§ Request: Repeat every entry word for word, but leave the images out of your copy.

§ Provided data:

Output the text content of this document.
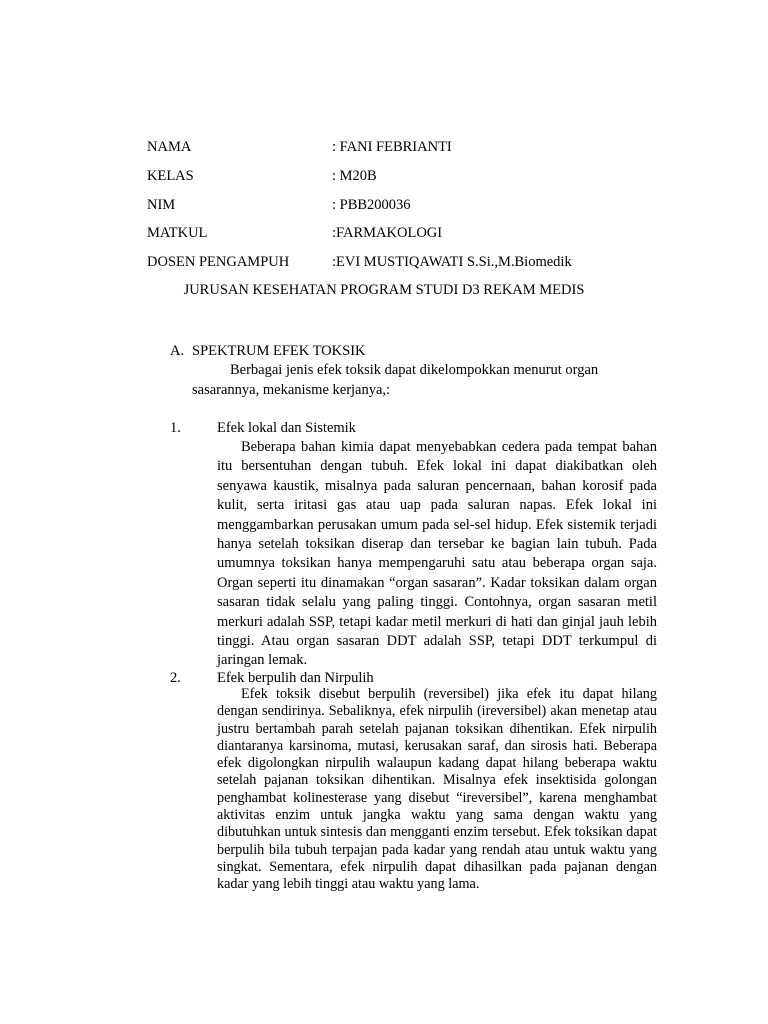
NAMA	: FANI FEBRIANTI
KELAS	: M20B
NIM	: PBB200036
MATKUL	:FARMAKOLOGI
DOSEN PENGAMPUH	:EVI MUSTIQAWATI S.Si.,M.Biomedik
JURUSAN KESEHATAN PROGRAM STUDI D3 REKAM MEDIS
A. SPEKTRUM EFEK TOKSIK
Berbagai jenis efek toksik dapat dikelompokkan menurut organ
sasarannya, mekanisme kerjanya,:
1. Efek lokal dan Sistemik

Beberapa bahan kimia dapat menyebabkan cedera pada tempat bahan itu bersentuhan dengan tubuh. Efek lokal ini dapat diakibatkan oleh senyawa kaustik, misalnya pada saluran pencernaan, bahan korosif pada kulit, serta iritasi gas atau uap pada saluran napas. Efek lokal ini menggambarkan perusakan umum pada sel-sel hidup. Efek sistemik terjadi hanya setelah toksikan diserap dan tersebar ke bagian lain tubuh. Pada umumnya toksikan hanya mempengaruhi satu atau beberapa organ saja. Organ seperti itu dinamakan “organ sasaran”. Kadar toksikan dalam organ sasaran tidak selalu yang paling tinggi. Contohnya, organ sasaran metil merkuri adalah SSP, tetapi kadar metil merkuri di hati dan ginjal jauh lebih tinggi. Atau organ sasaran DDT adalah SSP, tetapi DDT terkumpul di jaringan lemak.

2. Efek berpulih dan Nirpulih

Efek toksik disebut berpulih (reversibel) jika efek itu dapat hilang dengan sendirinya. Sebaliknya, efek nirpulih (ireversibel) akan menetap atau justru bertambah parah setelah pajanan toksikan dihentikan. Efek nirpulih diantaranya karsinoma, mutasi, kerusakan saraf, dan sirosis hati. Beberapa efek digolongkan nirpulih walaupun kadang dapat hilang beberapa waktu setelah pajanan toksikan dihentikan. Misalnya efek insektisida golongan penghambat kolinesterase yang disebut “ireversibel”, karena menghambat aktivitas enzim untuk jangka waktu yang sama dengan waktu yang dibutuhkan untuk sintesis dan mengganti enzim tersebut. Efek toksikan dapat berpulih bila tubuh terpajan pada kadar yang rendah atau untuk waktu yang singkat. Sementara, efek nirpulih dapat dihasilkan pada pajanan dengan kadar yang lebih tinggi atau waktu yang lama.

§ Solution for this problem:
Output the text content of this document.
NAMA	: FANI FEBRIANTI
KELAS	: M20B
NIM	: PBB200036
MATKUL	:FARMAKOLOGI
DOSEN PENGAMPUH	:EVI MUSTIQAWATI S.Si.,M.Biomedik
JURUSAN KESEHATAN PROGRAM STUDI D3 REKAM MEDIS
A. SPEKTRUM EFEK TOKSIK
Berbagai jenis efek toksik dapat dikelompokkan menurut organ
sasarannya, mekanisme kerjanya,:
1. Efek lokal dan Sistemik

Beberapa bahan kimia dapat menyebabkan cedera pada tempat bahan itu bersentuhan dengan tubuh. Efek lokal ini dapat diakibatkan oleh senyawa kaustik, misalnya pada saluran pencernaan, bahan korosif pada kulit, serta iritasi gas atau uap pada saluran napas. Efek lokal ini menggambarkan perusakan umum pada sel-sel hidup. Efek sistemik terjadi hanya setelah toksikan diserap dan tersebar ke bagian lain tubuh. Pada umumnya toksikan hanya mempengaruhi satu atau beberapa organ saja. Organ seperti itu dinamakan “organ sasaran”. Kadar toksikan dalam organ sasaran tidak selalu yang paling tinggi. Contohnya, organ sasaran metil merkuri adalah SSP, tetapi kadar metil merkuri di hati dan ginjal jauh lebih tinggi. Atau organ sasaran DDT adalah SSP, tetapi DDT terkumpul di jaringan lemak.

2. Efek berpulih dan Nirpulih

Efek toksik disebut berpulih (reversibel) jika efek itu dapat hilang dengan sendirinya. Sebaliknya, efek nirpulih (ireversibel) akan menetap atau justru bertambah parah setelah pajanan toksikan dihentikan. Efek nirpulih diantaranya karsinoma, mutasi, kerusakan saraf, dan sirosis hati. Beberapa efek digolongkan nirpulih walaupun kadang dapat hilang beberapa waktu setelah pajanan toksikan dihentikan. Misalnya efek insektisida golongan penghambat kolinesterase yang disebut “ireversibel”, karena menghambat aktivitas enzim untuk jangka waktu yang sama dengan waktu yang dibutuhkan untuk sintesis dan mengganti enzim tersebut. Efek toksikan dapat berpulih bila tubuh terpajan pada kadar yang rendah atau untuk waktu yang singkat. Sementara, efek nirpulih dapat dihasilkan pada pajanan dengan kadar yang lebih tinggi atau waktu yang lama.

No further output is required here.